Given task:
Present each line of the entries below that holds the word "sheet".

Working data:
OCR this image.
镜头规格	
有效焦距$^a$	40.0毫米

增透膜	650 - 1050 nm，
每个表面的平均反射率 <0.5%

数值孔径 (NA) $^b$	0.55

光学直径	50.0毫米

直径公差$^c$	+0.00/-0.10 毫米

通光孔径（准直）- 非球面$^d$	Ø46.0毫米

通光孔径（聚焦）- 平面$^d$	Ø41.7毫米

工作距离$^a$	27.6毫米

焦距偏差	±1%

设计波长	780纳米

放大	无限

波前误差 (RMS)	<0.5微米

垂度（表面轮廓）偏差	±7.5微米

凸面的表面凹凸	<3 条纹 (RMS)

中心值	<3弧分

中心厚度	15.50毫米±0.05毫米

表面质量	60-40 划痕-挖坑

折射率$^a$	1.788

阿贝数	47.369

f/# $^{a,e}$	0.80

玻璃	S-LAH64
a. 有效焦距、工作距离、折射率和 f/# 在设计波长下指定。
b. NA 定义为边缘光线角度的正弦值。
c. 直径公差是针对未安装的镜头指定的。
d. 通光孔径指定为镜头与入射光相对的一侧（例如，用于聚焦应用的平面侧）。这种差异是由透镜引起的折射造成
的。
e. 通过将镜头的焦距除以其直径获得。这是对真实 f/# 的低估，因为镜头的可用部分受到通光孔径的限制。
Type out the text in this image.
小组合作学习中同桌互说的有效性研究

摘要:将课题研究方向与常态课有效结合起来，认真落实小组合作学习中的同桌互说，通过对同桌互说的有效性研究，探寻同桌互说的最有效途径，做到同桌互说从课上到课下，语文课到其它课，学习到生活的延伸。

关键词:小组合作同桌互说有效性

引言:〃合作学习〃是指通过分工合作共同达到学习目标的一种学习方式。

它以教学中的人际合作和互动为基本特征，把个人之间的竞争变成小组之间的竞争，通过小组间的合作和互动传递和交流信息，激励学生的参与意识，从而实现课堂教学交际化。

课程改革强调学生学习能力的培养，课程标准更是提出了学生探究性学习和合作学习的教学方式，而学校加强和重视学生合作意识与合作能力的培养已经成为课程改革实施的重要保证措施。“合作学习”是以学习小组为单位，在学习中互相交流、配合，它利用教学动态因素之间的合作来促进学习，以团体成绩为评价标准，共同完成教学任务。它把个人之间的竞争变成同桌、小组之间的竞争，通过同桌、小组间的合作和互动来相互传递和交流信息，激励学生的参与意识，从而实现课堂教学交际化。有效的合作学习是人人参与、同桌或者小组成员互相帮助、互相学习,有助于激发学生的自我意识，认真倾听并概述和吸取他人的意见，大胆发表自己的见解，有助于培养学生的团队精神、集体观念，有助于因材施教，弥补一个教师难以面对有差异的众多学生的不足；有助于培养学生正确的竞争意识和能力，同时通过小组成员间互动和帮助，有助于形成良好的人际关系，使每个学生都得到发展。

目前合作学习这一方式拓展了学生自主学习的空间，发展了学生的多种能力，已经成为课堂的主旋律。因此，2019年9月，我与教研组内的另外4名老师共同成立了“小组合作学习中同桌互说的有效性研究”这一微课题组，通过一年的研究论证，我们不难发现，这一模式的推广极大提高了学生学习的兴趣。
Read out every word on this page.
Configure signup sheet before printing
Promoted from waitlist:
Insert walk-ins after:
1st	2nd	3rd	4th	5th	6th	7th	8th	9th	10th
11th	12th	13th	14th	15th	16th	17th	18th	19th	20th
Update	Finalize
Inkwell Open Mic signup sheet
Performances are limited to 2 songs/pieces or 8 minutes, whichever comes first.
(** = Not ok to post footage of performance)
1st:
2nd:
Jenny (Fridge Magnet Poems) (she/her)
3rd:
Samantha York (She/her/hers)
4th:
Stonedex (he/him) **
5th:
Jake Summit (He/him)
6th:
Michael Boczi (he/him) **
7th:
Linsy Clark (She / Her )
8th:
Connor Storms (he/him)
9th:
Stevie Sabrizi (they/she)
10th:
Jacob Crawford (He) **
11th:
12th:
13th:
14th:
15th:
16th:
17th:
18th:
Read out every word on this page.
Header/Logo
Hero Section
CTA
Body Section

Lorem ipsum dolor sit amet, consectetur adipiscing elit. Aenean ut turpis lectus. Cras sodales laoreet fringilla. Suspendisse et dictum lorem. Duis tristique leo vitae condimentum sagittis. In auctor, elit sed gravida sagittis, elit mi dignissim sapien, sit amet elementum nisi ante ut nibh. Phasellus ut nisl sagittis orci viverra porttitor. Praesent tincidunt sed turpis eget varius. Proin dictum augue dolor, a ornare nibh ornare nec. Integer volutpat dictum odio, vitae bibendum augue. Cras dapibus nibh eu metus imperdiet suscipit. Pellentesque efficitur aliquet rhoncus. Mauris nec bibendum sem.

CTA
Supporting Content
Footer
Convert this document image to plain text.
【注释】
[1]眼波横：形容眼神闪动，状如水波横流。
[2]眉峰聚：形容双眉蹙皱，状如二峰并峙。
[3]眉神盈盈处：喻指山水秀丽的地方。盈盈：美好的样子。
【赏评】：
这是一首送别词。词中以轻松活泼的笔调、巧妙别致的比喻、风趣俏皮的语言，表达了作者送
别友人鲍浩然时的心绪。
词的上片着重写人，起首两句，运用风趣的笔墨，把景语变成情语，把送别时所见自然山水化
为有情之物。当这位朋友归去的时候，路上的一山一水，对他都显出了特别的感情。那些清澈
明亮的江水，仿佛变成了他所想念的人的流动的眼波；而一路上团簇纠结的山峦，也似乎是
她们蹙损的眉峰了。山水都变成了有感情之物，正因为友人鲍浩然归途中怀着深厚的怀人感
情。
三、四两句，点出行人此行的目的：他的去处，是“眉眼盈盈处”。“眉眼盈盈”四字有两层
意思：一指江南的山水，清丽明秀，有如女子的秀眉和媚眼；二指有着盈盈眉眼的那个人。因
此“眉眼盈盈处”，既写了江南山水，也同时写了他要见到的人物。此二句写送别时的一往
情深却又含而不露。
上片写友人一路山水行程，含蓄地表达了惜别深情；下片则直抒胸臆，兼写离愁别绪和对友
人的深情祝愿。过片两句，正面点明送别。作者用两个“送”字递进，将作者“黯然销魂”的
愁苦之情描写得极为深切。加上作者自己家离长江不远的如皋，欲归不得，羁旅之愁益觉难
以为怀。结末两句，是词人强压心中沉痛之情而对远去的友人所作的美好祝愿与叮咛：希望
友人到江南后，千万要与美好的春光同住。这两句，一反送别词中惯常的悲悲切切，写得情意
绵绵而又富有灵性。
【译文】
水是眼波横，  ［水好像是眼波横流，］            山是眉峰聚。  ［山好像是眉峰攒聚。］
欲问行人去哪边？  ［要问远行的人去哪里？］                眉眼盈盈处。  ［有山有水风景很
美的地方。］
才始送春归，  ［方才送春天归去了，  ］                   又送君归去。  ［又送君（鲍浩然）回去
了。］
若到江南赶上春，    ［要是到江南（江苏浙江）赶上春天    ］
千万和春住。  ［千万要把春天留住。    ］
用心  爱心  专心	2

Correct response:
Configure signup sheet before printing
Inkwell Open Mic signup sheet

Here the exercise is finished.